-- Start Records for the exercise --
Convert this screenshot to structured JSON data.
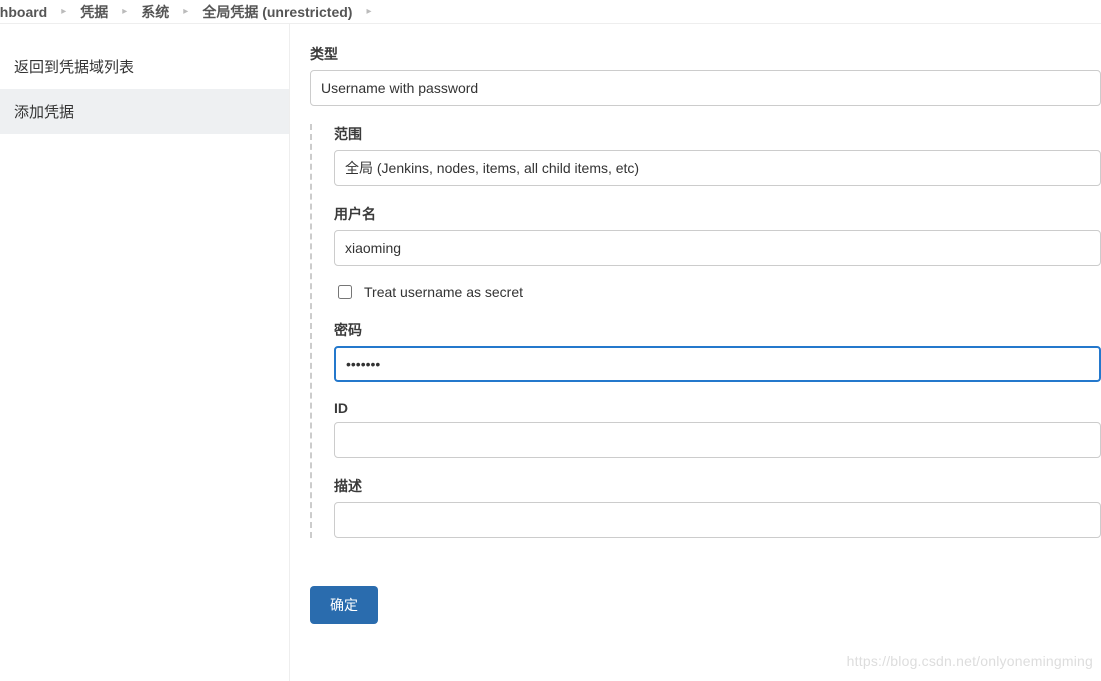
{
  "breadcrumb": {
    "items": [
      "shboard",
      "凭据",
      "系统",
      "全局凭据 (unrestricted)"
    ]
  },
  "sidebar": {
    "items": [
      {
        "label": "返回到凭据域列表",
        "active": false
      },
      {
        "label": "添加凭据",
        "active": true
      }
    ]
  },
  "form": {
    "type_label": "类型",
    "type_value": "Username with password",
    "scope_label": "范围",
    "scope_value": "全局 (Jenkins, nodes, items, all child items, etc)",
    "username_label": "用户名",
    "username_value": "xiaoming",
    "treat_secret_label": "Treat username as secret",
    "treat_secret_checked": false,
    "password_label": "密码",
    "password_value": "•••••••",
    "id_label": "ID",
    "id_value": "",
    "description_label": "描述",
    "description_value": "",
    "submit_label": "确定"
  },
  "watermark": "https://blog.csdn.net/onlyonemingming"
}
-- End Records for the exercise --
◆ Exercise ◆
Return to the listing above and set it down exactly, leaving out its pictures.

◆ Solution to the problem ◆
Convert this screenshot to structured JSON data.
{
  "breadcrumb": {
    "items": [
      "shboard",
      "凭据",
      "系统",
      "全局凭据 (unrestricted)"
    ]
  },
  "sidebar": {
    "items": [
      {
        "label": "返回到凭据域列表",
        "active": false
      },
      {
        "label": "添加凭据",
        "active": true
      }
    ]
  },
  "form": {
    "type_label": "类型",
    "type_value": "Username with password",
    "scope_label": "范围",
    "scope_value": "全局 (Jenkins, nodes, items, all child items, etc)",
    "username_label": "用户名",
    "username_value": "xiaoming",
    "treat_secret_label": "Treat username as secret",
    "treat_secret_checked": false,
    "password_label": "密码",
    "password_value": "•••••••",
    "id_label": "ID",
    "id_value": "",
    "description_label": "描述",
    "description_value": "",
    "submit_label": "确定"
  },
  "watermark": "https://blog.csdn.net/onlyonemingming"
}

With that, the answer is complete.